→ **EXERCISE PROMPT**
Look through the material below for "napirendi". Copy every line that contains it.

(Saved data entries)
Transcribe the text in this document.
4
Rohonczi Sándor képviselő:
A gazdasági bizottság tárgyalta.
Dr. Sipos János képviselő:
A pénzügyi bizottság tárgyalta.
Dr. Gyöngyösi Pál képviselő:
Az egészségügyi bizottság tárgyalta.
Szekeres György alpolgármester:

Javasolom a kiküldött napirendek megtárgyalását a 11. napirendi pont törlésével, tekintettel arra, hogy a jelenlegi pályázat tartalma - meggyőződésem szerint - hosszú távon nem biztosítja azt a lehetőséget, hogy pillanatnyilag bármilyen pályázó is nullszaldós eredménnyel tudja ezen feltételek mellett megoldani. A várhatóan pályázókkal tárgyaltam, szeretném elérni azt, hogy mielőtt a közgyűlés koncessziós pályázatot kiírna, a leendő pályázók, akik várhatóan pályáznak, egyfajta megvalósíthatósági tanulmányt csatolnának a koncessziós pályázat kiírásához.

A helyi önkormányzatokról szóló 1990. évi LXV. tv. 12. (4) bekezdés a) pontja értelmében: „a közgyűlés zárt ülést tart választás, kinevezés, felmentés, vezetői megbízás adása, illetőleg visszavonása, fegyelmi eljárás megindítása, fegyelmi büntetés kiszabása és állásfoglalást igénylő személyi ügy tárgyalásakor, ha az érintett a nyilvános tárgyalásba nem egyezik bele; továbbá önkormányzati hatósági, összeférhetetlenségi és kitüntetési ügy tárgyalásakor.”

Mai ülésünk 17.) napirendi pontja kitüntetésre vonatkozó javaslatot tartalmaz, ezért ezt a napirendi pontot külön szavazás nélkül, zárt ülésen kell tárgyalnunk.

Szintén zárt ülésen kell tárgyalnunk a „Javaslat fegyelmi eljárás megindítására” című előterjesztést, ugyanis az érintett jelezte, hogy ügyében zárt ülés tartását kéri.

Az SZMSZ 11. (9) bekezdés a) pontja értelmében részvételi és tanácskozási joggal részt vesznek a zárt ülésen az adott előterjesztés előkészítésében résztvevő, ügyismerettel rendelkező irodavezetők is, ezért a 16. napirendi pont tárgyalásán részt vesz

→ **EXERCISE OUTPUT**
Javasolom a kiküldött napirendek megtárgyalását a 11. napirendi pont törlésével, tekintettel arra, hogy a jelenlegi pályázat tartalma - meggyőződésem szerint - hosszú távon nem biztosítja azt a lehetőséget, hogy pillanatnyilag bármilyen pályázó is nullszaldós eredménnyel tudja ezen feltételek mellett megoldani. A várhatóan pályázókkal tárgyaltam, szeretném elérni azt, hogy mielőtt a közgyűlés koncessziós pályázatot kiírna, a leendő pályázók, akik várhatóan pályáznak, egyfajta megvalósíthatósági tanulmányt csatolnának a koncessziós pályázat kiírásához.
Mai ülésünk 17.) napirendi pontja kitüntetésre vonatkozó javaslatot tartalmaz, ezért ezt a napirendi pontot külön szavazás nélkül, zárt ülésen kell tárgyalnunk.
Az SZMSZ 11. (9) bekezdés a) pontja értelmében részvételi és tanácskozási joggal részt vesznek a zárt ülésen az adott előterjesztés előkészítésében résztvevő, ügyismerettel rendelkező irodavezetők is, ezért a 16. napirendi pont tárgyalásán részt vesz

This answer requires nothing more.